- DATA FOR PROCESSING
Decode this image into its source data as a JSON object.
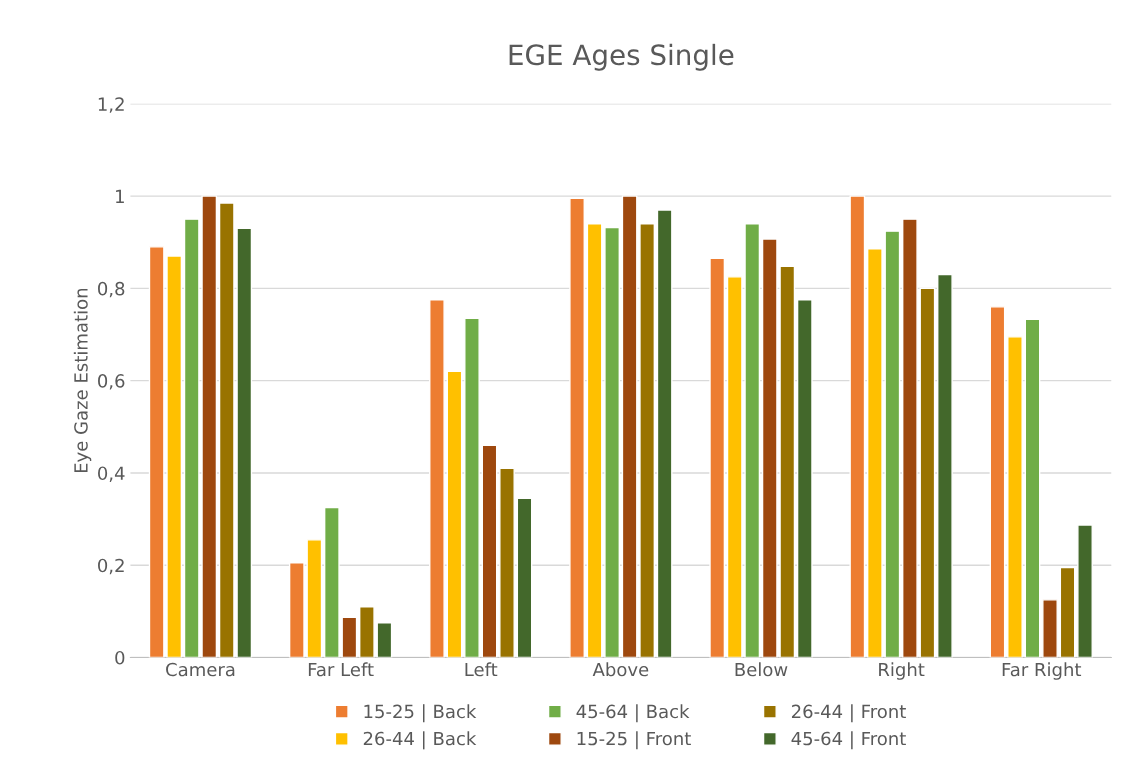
{
  "chart_data": {
    "type": "bar",
    "title": "EGE Ages Single",
    "ylabel": "Eye Gaze Estimation",
    "categories": [
      "Camera",
      "Far Left",
      "Left",
      "Above",
      "Below",
      "Right",
      "Far Right"
    ],
    "series": [
      {
        "name": "15-25 | Back",
        "color": "#ed7d31",
        "values": [
          0.89,
          0.205,
          0.775,
          0.995,
          0.865,
          1.0,
          0.76
        ]
      },
      {
        "name": "26-44 | Back",
        "color": "#ffc000",
        "values": [
          0.87,
          0.255,
          0.62,
          0.94,
          0.825,
          0.886,
          0.695
        ]
      },
      {
        "name": "45-64 | Back",
        "color": "#70ad47",
        "values": [
          0.95,
          0.325,
          0.735,
          0.932,
          0.94,
          0.924,
          0.733
        ]
      },
      {
        "name": "15-25 | Front",
        "color": "#9e480e",
        "values": [
          1.0,
          0.087,
          0.46,
          1.0,
          0.907,
          0.95,
          0.125
        ]
      },
      {
        "name": "26-44 | Front",
        "color": "#997300",
        "values": [
          0.985,
          0.11,
          0.41,
          0.94,
          0.848,
          0.8,
          0.195
        ]
      },
      {
        "name": "45-64 | Front",
        "color": "#43682b",
        "values": [
          0.93,
          0.075,
          0.345,
          0.97,
          0.775,
          0.83,
          0.287
        ]
      }
    ],
    "ylim": [
      0,
      1.2
    ],
    "yticks": [
      0,
      {
        "value": 0.2,
        "label": "0,2"
      },
      {
        "value": 0.4,
        "label": "0,4"
      },
      {
        "value": 0.6,
        "label": "0,6"
      },
      {
        "value": 0.8,
        "label": "0,8"
      },
      1,
      {
        "value": 1.2,
        "label": "1,2"
      }
    ],
    "grid": "y",
    "legend": "bottom"
  }
}
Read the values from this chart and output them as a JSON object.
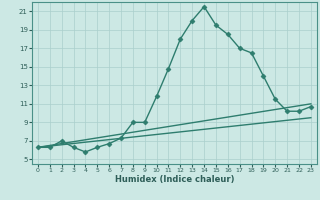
{
  "xlabel": "Humidex (Indice chaleur)",
  "background_color": "#cce8e4",
  "grid_color": "#aacfcc",
  "line_color": "#2e7d6e",
  "spine_color": "#4a9088",
  "tick_color": "#2e5e58",
  "xlim": [
    -0.5,
    23.5
  ],
  "ylim": [
    4.5,
    22
  ],
  "xticks": [
    0,
    1,
    2,
    3,
    4,
    5,
    6,
    7,
    8,
    9,
    10,
    11,
    12,
    13,
    14,
    15,
    16,
    17,
    18,
    19,
    20,
    21,
    22,
    23
  ],
  "yticks": [
    5,
    7,
    9,
    11,
    13,
    15,
    17,
    19,
    21
  ],
  "series": [
    {
      "x": [
        0,
        1,
        2,
        3,
        4,
        5,
        6,
        7,
        8,
        9,
        10,
        11,
        12,
        13,
        14,
        15,
        16,
        17,
        18,
        19,
        20,
        21,
        22,
        23
      ],
      "y": [
        6.3,
        6.3,
        7.0,
        6.3,
        5.8,
        6.3,
        6.7,
        7.3,
        9.0,
        9.0,
        11.8,
        14.8,
        18.0,
        20.0,
        21.5,
        19.5,
        18.5,
        17.0,
        16.5,
        14.0,
        11.5,
        10.2,
        10.2,
        10.7
      ],
      "marker": "D",
      "markersize": 2.5,
      "linewidth": 1.0,
      "linestyle": "-"
    },
    {
      "x": [
        0,
        23
      ],
      "y": [
        6.3,
        11.0
      ],
      "marker": null,
      "markersize": 0,
      "linewidth": 1.0,
      "linestyle": "-"
    },
    {
      "x": [
        0,
        23
      ],
      "y": [
        6.3,
        9.5
      ],
      "marker": null,
      "markersize": 0,
      "linewidth": 1.0,
      "linestyle": "-"
    }
  ]
}
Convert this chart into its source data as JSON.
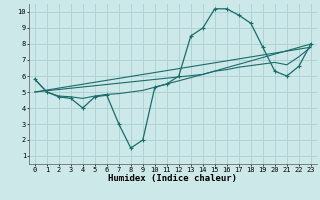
{
  "xlabel": "Humidex (Indice chaleur)",
  "bg_color": "#cce8e8",
  "grid_color": "#aad0d0",
  "line_color": "#1a6b6b",
  "xlim": [
    -0.5,
    23.5
  ],
  "ylim": [
    0.5,
    10.5
  ],
  "xticks": [
    0,
    1,
    2,
    3,
    4,
    5,
    6,
    7,
    8,
    9,
    10,
    11,
    12,
    13,
    14,
    15,
    16,
    17,
    18,
    19,
    20,
    21,
    22,
    23
  ],
  "yticks": [
    1,
    2,
    3,
    4,
    5,
    6,
    7,
    8,
    9,
    10
  ],
  "line1_x": [
    0,
    1,
    2,
    3,
    4,
    5,
    6,
    7,
    8,
    9,
    10,
    11,
    12,
    13,
    14,
    15,
    16,
    17,
    18,
    19,
    20,
    21,
    22,
    23
  ],
  "line1_y": [
    5.8,
    5.0,
    4.7,
    4.6,
    4.0,
    4.7,
    4.8,
    3.0,
    1.5,
    2.0,
    5.3,
    5.5,
    6.0,
    8.5,
    9.0,
    10.2,
    10.2,
    9.8,
    9.3,
    7.8,
    6.3,
    6.0,
    6.6,
    8.0
  ],
  "line2_x": [
    0,
    1,
    2,
    3,
    4,
    5,
    6,
    7,
    8,
    9,
    10,
    11,
    12,
    13,
    14,
    15,
    16,
    17,
    18,
    19,
    20,
    21,
    22,
    23
  ],
  "line2_y": [
    5.8,
    5.0,
    4.75,
    4.7,
    4.6,
    4.75,
    4.85,
    4.9,
    5.0,
    5.1,
    5.3,
    5.5,
    5.7,
    5.9,
    6.1,
    6.3,
    6.4,
    6.55,
    6.65,
    6.75,
    6.85,
    6.7,
    7.2,
    7.8
  ],
  "line3_x": [
    0,
    23
  ],
  "line3_y": [
    5.0,
    7.8
  ],
  "line4_x": [
    0,
    14,
    23
  ],
  "line4_y": [
    5.0,
    6.1,
    8.0
  ],
  "xlabel_fontsize": 6.5,
  "tick_fontsize": 5.0
}
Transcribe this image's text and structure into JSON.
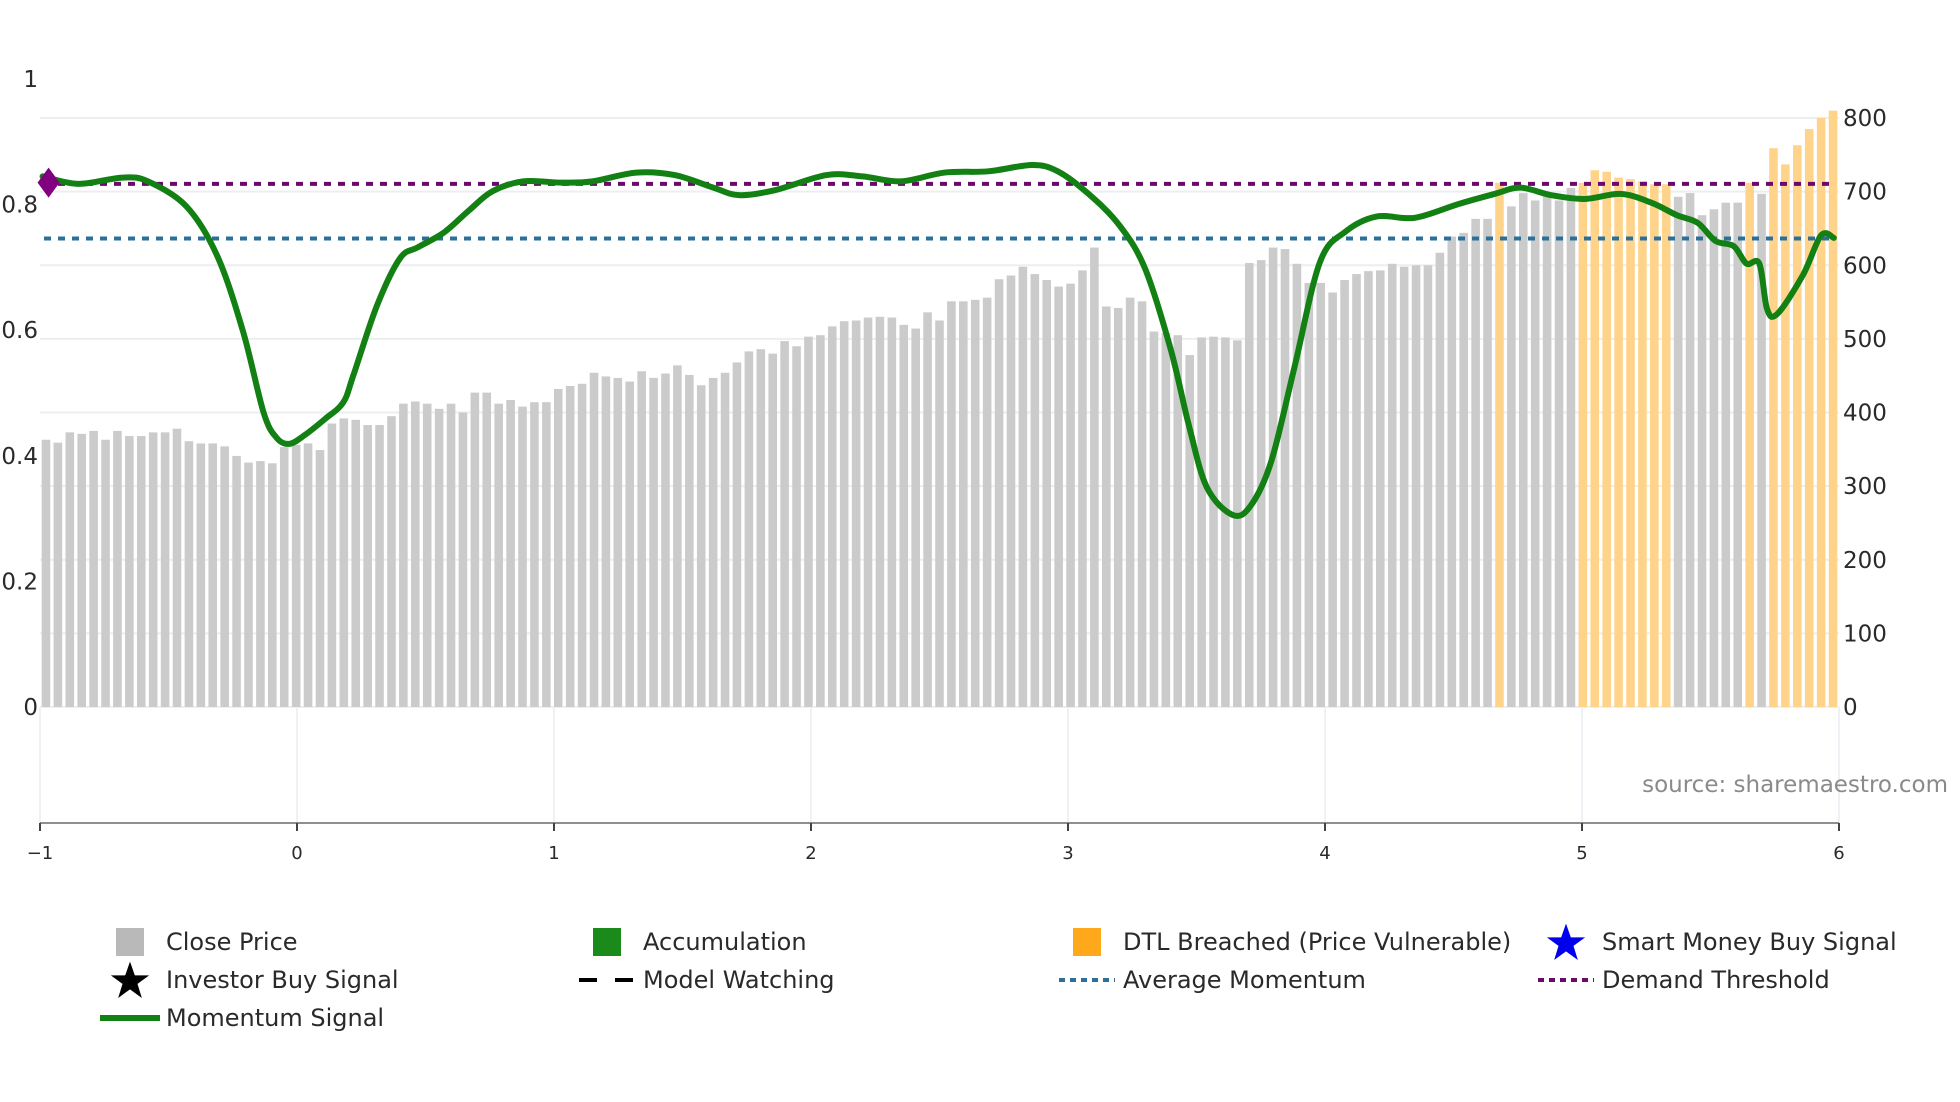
{
  "chart_data": {
    "type": "bar+line",
    "title": "",
    "source": "source: sharemaestro.com",
    "x_axis": {
      "range": [
        -1,
        6
      ],
      "ticks": [
        "−1",
        "0",
        "1",
        "2",
        "3",
        "4",
        "5",
        "6"
      ],
      "label": ""
    },
    "y_left": {
      "range": [
        0,
        1
      ],
      "ticks": [
        "0",
        "0.2",
        "0.4",
        "0.6",
        "0.8",
        "1"
      ],
      "label": ""
    },
    "y_right": {
      "range": [
        0,
        800
      ],
      "ticks": [
        "0",
        "100",
        "200",
        "300",
        "400",
        "500",
        "600",
        "700",
        "800"
      ],
      "label": ""
    },
    "grid": true,
    "legend_position": "bottom",
    "series": [
      {
        "name": "Close Price",
        "type": "bar",
        "axis": "right",
        "color": "#c8c8c8",
        "values": [
          363,
          359,
          373,
          371,
          375,
          363,
          375,
          368,
          368,
          373,
          373,
          378,
          361,
          358,
          358,
          354,
          341,
          332,
          334,
          331,
          353,
          356,
          358,
          349,
          385,
          392,
          390,
          383,
          383,
          395,
          412,
          415,
          412,
          405,
          412,
          400,
          427,
          427,
          412,
          417,
          408,
          414,
          414,
          432,
          436,
          439,
          454,
          449,
          447,
          442,
          456,
          447,
          453,
          464,
          451,
          437,
          447,
          454,
          468,
          483,
          486,
          480,
          497,
          490,
          503,
          505,
          517,
          524,
          525,
          529,
          530,
          529,
          519,
          514,
          536,
          525,
          551,
          551,
          553,
          556,
          581,
          586,
          598,
          588,
          580,
          571,
          575,
          593,
          624,
          544,
          542,
          556,
          551,
          510,
          508,
          505,
          478,
          502,
          503,
          502,
          498,
          603,
          607,
          624,
          622,
          602,
          576,
          576,
          563,
          580,
          588,
          592,
          593,
          602,
          598,
          600,
          600,
          617,
          639,
          644,
          663,
          663,
          712,
          680,
          698,
          688,
          698,
          688,
          705,
          712,
          729,
          727,
          719,
          717,
          714,
          710,
          710,
          693,
          698,
          668,
          676,
          685,
          685,
          712,
          697,
          759,
          737,
          763,
          785,
          800,
          810
        ],
        "dtl_breached_indices": [
          122,
          129,
          130,
          131,
          132,
          133,
          134,
          135,
          136,
          143,
          145,
          146,
          147,
          148,
          149,
          150,
          151
        ]
      },
      {
        "name": "Momentum Signal",
        "type": "line",
        "axis": "left",
        "color": "#138013",
        "points": [
          [
            -0.99,
            0.845
          ],
          [
            -0.85,
            0.833
          ],
          [
            -0.68,
            0.843
          ],
          [
            -0.58,
            0.837
          ],
          [
            -0.43,
            0.797
          ],
          [
            -0.31,
            0.718
          ],
          [
            -0.21,
            0.598
          ],
          [
            -0.13,
            0.469
          ],
          [
            -0.08,
            0.429
          ],
          [
            -0.03,
            0.419
          ],
          [
            0.03,
            0.433
          ],
          [
            0.11,
            0.459
          ],
          [
            0.18,
            0.485
          ],
          [
            0.22,
            0.529
          ],
          [
            0.31,
            0.638
          ],
          [
            0.4,
            0.714
          ],
          [
            0.47,
            0.732
          ],
          [
            0.57,
            0.755
          ],
          [
            0.67,
            0.791
          ],
          [
            0.76,
            0.821
          ],
          [
            0.88,
            0.837
          ],
          [
            1.03,
            0.835
          ],
          [
            1.15,
            0.837
          ],
          [
            1.32,
            0.851
          ],
          [
            1.47,
            0.847
          ],
          [
            1.62,
            0.827
          ],
          [
            1.72,
            0.815
          ],
          [
            1.86,
            0.823
          ],
          [
            2.06,
            0.847
          ],
          [
            2.2,
            0.845
          ],
          [
            2.35,
            0.837
          ],
          [
            2.52,
            0.851
          ],
          [
            2.69,
            0.853
          ],
          [
            2.86,
            0.863
          ],
          [
            2.96,
            0.853
          ],
          [
            3.08,
            0.817
          ],
          [
            3.2,
            0.767
          ],
          [
            3.3,
            0.698
          ],
          [
            3.4,
            0.569
          ],
          [
            3.47,
            0.449
          ],
          [
            3.54,
            0.35
          ],
          [
            3.64,
            0.306
          ],
          [
            3.71,
            0.32
          ],
          [
            3.79,
            0.39
          ],
          [
            3.88,
            0.539
          ],
          [
            3.98,
            0.708
          ],
          [
            4.08,
            0.757
          ],
          [
            4.2,
            0.781
          ],
          [
            4.35,
            0.779
          ],
          [
            4.52,
            0.801
          ],
          [
            4.66,
            0.817
          ],
          [
            4.76,
            0.827
          ],
          [
            4.88,
            0.815
          ],
          [
            5.01,
            0.809
          ],
          [
            5.15,
            0.817
          ],
          [
            5.27,
            0.803
          ],
          [
            5.37,
            0.783
          ],
          [
            5.45,
            0.771
          ],
          [
            5.52,
            0.742
          ],
          [
            5.59,
            0.734
          ],
          [
            5.64,
            0.706
          ],
          [
            5.69,
            0.706
          ],
          [
            5.72,
            0.634
          ],
          [
            5.76,
            0.626
          ],
          [
            5.86,
            0.688
          ],
          [
            5.93,
            0.751
          ],
          [
            5.98,
            0.747
          ]
        ]
      },
      {
        "name": "Average Momentum",
        "type": "hline",
        "axis": "left",
        "value": 0.746,
        "color": "#2e6f9a",
        "dash": "dot"
      },
      {
        "name": "Demand Threshold",
        "type": "hline",
        "axis": "left",
        "value": 0.833,
        "color": "#6b0a6b",
        "dash": "dot"
      }
    ],
    "markers": [
      {
        "name": "Demand marker",
        "shape": "diamond",
        "x": -0.99,
        "y": 0.835,
        "color": "#800080"
      }
    ]
  },
  "legend": {
    "items": [
      {
        "label": "Close Price",
        "icon": "square",
        "color": "#b9b9b9"
      },
      {
        "label": "Accumulation",
        "icon": "square",
        "color": "#1a8a1a"
      },
      {
        "label": "DTL Breached (Price Vulnerable)",
        "icon": "square",
        "color": "#ffa81c"
      },
      {
        "label": "Smart Money Buy Signal",
        "icon": "star",
        "color": "#0000ee"
      },
      {
        "label": "Investor Buy Signal",
        "icon": "star",
        "color": "#000000"
      },
      {
        "label": "Model Watching",
        "icon": "dash-line",
        "color": "#000000"
      },
      {
        "label": "Average Momentum",
        "icon": "dot-line",
        "color": "#2e6f9a"
      },
      {
        "label": "Demand Threshold",
        "icon": "dot-line",
        "color": "#6b0a6b"
      },
      {
        "label": "Momentum Signal",
        "icon": "solid-line",
        "color": "#138013"
      }
    ]
  }
}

- CHALLENGE
Identify the lines that contain the string "into", and copy every one of them.

- FINISHED EXERCISE
Decode this image into its source data as a JSON object.
Convert this chart into its source data as JSON.
Transcribe this image's text and structure into JSON.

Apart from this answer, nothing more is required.